§ Your instructions
Single out the lines that include the word "单击右键". Copy them.

BEGIN

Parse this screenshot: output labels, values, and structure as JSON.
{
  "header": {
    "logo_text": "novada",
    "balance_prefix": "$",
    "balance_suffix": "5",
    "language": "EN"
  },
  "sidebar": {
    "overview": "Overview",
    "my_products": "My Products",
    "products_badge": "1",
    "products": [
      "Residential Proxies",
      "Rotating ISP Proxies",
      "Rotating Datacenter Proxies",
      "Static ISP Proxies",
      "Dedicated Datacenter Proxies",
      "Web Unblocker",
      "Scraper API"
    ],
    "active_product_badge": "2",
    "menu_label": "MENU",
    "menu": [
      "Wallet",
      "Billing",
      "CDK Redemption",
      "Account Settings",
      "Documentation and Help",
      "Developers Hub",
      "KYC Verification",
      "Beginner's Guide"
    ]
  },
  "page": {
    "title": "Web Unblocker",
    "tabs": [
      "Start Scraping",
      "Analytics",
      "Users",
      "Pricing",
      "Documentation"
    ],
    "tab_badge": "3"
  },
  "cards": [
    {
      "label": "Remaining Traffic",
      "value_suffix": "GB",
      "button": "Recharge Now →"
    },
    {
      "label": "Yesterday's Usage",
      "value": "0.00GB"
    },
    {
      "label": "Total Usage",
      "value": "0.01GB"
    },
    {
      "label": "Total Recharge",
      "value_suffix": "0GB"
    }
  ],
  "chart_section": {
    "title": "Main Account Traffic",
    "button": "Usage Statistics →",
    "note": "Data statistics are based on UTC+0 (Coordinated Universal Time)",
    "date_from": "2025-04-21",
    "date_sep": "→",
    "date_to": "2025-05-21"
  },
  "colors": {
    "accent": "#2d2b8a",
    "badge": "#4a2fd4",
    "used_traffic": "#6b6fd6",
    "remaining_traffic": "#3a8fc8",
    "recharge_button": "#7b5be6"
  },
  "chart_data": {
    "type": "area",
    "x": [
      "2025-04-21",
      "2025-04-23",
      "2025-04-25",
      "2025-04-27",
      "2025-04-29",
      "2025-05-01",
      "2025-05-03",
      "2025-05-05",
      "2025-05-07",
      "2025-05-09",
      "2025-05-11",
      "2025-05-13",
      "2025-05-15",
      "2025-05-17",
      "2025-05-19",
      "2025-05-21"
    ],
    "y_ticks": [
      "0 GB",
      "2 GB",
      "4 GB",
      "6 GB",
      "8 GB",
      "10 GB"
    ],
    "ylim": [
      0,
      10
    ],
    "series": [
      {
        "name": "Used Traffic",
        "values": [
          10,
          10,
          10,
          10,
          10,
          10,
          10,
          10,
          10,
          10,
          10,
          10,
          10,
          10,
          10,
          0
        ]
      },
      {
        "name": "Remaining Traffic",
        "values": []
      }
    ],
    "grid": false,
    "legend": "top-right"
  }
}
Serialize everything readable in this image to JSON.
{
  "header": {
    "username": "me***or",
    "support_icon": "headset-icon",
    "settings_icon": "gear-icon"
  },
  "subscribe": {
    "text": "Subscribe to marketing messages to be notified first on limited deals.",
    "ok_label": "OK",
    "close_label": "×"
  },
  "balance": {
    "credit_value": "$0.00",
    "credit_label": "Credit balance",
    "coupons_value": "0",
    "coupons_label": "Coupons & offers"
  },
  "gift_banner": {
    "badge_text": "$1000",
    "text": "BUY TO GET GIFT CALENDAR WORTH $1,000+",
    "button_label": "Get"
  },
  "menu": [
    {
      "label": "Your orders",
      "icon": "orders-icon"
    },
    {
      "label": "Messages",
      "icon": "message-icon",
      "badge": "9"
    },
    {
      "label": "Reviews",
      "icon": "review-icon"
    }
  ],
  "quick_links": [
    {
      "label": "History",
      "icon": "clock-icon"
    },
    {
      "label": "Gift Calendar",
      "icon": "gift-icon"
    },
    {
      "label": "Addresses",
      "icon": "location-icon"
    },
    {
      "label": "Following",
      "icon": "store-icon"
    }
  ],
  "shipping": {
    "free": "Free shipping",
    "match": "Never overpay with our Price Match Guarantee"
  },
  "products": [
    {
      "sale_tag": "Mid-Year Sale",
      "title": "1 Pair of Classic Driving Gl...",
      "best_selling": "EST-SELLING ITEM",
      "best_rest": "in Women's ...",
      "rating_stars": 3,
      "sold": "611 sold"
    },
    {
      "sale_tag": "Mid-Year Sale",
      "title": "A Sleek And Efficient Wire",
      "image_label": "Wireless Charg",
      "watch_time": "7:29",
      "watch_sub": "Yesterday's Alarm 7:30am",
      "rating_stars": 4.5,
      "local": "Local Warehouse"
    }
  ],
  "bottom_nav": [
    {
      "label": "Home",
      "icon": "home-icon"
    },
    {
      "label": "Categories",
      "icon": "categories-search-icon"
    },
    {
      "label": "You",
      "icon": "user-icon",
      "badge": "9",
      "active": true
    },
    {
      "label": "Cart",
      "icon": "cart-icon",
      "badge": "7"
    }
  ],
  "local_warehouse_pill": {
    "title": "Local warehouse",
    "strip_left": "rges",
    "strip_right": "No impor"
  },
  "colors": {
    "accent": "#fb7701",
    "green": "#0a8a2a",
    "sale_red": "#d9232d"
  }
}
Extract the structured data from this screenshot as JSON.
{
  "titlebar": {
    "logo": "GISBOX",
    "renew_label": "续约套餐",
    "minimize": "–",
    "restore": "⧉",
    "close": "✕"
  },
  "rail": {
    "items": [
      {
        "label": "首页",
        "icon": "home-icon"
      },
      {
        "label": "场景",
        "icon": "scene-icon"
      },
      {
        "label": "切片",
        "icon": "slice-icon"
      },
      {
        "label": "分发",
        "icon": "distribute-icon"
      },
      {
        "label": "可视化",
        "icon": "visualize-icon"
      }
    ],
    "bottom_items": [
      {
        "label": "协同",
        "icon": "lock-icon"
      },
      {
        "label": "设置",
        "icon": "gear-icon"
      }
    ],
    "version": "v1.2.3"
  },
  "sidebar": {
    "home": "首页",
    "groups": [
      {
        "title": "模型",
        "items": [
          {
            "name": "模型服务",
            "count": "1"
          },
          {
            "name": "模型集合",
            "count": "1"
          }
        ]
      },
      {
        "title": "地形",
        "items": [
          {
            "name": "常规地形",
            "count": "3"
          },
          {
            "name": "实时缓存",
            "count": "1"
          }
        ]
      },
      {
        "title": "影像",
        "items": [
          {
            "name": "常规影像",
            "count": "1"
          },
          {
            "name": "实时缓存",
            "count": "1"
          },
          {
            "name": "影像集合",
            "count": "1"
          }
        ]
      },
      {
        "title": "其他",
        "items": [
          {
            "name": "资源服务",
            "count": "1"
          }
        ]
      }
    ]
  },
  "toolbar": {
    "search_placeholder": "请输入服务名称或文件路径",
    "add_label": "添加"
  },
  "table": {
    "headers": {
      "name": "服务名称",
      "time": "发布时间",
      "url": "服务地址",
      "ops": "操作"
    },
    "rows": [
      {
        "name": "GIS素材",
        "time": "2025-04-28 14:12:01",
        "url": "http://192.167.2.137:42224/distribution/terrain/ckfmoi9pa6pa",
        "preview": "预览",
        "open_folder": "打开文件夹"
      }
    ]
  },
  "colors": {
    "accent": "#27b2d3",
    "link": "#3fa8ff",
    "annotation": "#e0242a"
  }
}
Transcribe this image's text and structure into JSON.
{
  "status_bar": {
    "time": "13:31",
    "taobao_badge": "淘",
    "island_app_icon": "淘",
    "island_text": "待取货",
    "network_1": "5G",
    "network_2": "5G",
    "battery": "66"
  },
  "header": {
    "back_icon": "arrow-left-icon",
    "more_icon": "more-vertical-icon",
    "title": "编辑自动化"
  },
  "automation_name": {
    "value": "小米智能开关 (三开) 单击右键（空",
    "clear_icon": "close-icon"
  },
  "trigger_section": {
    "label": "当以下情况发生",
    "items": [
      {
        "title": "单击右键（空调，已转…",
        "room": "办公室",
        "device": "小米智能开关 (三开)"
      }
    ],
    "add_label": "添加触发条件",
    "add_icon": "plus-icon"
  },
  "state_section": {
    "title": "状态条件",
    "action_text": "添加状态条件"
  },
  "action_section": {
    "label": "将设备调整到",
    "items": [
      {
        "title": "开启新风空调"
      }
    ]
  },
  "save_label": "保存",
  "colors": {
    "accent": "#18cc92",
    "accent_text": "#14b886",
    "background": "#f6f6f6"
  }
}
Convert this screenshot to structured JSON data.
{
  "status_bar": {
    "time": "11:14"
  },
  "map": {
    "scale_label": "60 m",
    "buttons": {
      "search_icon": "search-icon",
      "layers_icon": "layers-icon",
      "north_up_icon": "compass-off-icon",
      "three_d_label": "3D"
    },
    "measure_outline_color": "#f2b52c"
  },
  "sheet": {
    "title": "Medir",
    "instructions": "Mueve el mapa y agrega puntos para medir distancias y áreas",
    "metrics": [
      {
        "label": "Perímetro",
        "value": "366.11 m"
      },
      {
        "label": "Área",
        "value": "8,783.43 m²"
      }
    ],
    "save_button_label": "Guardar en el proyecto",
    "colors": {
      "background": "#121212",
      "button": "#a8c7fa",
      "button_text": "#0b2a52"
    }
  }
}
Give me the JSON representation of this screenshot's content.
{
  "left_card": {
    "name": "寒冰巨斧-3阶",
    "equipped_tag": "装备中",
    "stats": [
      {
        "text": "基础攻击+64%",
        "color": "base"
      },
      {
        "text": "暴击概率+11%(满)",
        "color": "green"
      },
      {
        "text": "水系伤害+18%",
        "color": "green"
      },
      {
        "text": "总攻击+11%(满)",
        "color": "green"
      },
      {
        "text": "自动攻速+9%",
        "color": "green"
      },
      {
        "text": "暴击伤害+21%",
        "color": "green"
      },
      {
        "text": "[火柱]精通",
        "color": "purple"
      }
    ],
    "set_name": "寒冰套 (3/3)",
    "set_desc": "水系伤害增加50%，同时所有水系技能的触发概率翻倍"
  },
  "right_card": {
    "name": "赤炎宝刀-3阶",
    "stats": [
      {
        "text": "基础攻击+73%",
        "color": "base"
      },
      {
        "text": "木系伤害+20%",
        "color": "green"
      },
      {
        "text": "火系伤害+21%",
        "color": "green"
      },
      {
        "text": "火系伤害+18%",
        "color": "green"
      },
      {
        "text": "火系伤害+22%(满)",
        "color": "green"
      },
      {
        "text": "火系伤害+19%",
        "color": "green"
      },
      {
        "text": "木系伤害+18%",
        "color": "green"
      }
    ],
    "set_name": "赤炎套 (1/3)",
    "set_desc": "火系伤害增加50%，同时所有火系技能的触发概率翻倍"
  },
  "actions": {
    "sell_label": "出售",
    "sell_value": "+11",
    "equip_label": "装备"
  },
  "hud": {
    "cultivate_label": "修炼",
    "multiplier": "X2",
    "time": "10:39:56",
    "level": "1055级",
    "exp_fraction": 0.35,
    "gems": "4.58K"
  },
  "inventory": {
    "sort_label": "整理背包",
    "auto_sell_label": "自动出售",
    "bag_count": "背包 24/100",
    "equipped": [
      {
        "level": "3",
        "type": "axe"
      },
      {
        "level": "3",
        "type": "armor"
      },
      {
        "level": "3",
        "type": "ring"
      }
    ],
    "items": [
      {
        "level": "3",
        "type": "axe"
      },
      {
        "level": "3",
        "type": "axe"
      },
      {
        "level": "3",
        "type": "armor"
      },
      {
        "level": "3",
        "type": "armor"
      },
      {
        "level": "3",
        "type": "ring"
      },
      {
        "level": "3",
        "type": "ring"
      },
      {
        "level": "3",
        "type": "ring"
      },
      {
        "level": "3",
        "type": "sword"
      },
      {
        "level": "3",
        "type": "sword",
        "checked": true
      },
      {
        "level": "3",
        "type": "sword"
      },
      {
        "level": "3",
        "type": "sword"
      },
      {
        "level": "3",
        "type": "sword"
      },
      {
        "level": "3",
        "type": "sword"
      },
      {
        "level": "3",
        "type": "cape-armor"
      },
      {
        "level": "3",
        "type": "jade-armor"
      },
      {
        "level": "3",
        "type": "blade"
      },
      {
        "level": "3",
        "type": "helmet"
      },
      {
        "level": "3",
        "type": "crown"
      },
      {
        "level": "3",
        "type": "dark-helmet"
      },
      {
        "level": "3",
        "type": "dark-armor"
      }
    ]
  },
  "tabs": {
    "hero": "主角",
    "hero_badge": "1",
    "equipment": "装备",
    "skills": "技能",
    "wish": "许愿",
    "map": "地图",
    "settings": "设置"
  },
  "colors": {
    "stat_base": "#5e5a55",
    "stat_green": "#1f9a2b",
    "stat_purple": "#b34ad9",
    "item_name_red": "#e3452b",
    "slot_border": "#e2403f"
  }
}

END

§ The completed task
    "value": "小米智能开关 (三开) 单击右键（空",
        "title": "单击右键（空调，已转…",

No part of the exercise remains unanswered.